Records that describe figures
————————

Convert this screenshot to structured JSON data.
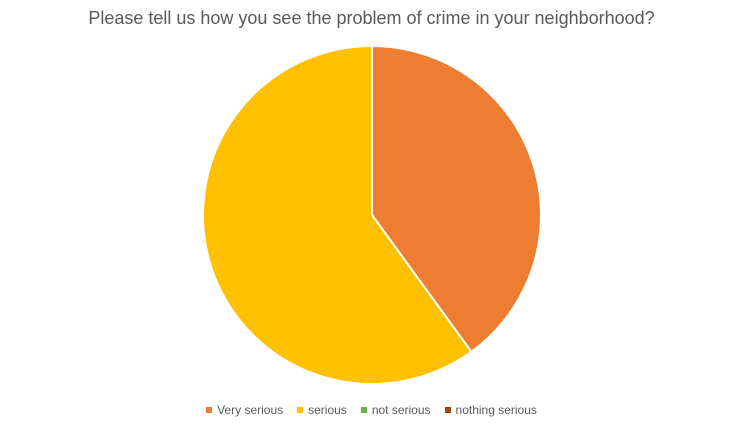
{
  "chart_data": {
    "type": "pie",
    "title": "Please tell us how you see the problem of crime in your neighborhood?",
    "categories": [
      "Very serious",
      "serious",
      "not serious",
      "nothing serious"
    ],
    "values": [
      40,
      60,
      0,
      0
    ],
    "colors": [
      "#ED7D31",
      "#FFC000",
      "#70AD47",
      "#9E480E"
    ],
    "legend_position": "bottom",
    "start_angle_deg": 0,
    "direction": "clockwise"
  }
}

————————

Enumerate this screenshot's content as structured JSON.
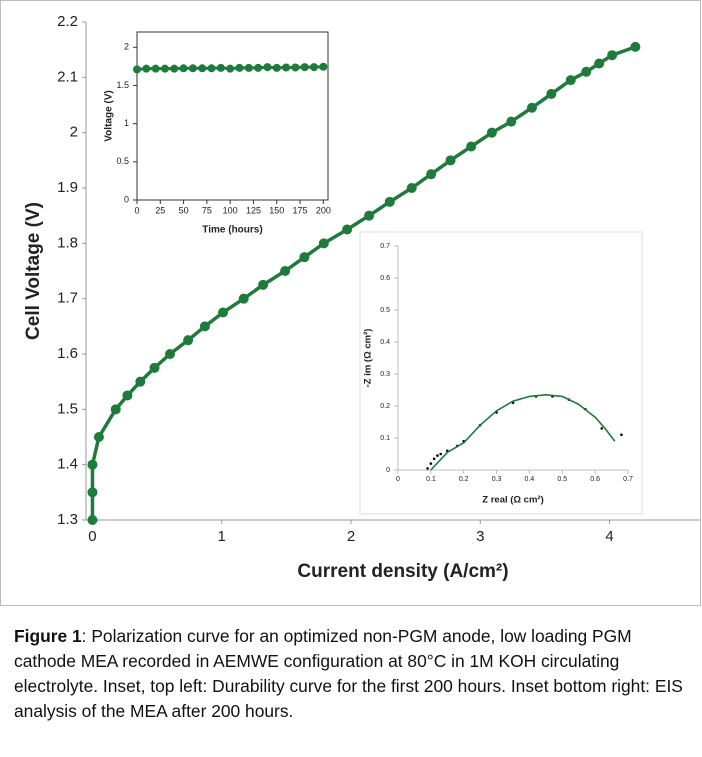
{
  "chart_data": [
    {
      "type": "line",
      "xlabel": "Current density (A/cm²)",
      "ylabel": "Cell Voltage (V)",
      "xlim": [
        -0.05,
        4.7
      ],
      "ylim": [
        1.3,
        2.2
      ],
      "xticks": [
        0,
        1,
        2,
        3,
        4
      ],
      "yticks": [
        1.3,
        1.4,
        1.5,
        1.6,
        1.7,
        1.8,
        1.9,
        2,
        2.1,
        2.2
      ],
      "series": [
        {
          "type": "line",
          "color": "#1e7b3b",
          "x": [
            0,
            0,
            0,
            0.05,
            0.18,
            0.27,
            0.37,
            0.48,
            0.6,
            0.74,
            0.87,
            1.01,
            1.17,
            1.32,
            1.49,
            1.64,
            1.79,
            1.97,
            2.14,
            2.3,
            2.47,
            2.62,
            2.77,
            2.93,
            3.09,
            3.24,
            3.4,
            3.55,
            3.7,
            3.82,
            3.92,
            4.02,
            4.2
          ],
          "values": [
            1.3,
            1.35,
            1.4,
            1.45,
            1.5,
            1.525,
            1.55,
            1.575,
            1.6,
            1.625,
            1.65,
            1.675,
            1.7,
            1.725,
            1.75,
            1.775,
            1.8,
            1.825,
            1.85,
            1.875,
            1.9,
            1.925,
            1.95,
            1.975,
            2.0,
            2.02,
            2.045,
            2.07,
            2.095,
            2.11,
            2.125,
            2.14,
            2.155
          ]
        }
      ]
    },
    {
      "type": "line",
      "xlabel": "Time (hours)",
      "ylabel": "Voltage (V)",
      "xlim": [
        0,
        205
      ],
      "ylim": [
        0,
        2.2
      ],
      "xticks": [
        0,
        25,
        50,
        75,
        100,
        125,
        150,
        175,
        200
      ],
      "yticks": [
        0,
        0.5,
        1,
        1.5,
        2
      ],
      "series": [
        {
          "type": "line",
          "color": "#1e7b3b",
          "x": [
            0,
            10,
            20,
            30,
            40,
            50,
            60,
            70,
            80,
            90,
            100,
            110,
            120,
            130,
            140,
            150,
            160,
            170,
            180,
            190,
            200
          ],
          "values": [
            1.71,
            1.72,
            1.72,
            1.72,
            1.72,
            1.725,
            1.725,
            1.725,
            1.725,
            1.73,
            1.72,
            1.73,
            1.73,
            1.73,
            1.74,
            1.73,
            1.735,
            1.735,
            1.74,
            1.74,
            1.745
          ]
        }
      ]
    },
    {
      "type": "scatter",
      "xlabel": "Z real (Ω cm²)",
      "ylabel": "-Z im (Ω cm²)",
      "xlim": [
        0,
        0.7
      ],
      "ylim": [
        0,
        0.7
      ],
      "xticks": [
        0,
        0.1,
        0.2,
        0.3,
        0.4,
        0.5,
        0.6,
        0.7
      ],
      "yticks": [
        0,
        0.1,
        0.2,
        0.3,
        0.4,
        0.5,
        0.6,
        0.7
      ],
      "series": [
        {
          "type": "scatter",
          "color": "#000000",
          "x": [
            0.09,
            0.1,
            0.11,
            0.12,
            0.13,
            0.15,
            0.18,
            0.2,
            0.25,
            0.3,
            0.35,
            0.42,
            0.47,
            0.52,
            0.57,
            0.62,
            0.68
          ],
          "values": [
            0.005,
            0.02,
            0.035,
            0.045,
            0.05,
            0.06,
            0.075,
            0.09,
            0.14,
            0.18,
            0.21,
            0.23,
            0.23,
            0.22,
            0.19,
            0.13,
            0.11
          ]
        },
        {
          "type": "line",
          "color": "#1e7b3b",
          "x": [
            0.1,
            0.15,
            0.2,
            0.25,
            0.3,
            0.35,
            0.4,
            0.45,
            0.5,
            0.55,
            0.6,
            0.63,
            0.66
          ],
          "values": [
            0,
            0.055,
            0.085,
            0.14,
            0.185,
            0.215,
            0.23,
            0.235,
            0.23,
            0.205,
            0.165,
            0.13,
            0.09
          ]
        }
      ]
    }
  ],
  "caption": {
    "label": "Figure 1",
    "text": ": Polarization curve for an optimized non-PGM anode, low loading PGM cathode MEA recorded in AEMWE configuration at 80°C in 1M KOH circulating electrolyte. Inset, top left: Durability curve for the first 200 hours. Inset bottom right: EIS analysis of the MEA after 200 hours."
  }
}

————————

Brief | Copy and report every line where the word "hours" is present.

Result of the task |
      "xlabel": "Time (hours)",
    "text": ": Polarization curve for an optimized non-PGM anode, low loading PGM cathode MEA recorded in AEMWE configuration at 80°C in 1M KOH circulating electrolyte. Inset, top left: Durability curve for the first 200 hours. Inset bottom right: EIS analysis of the MEA after 200 hours."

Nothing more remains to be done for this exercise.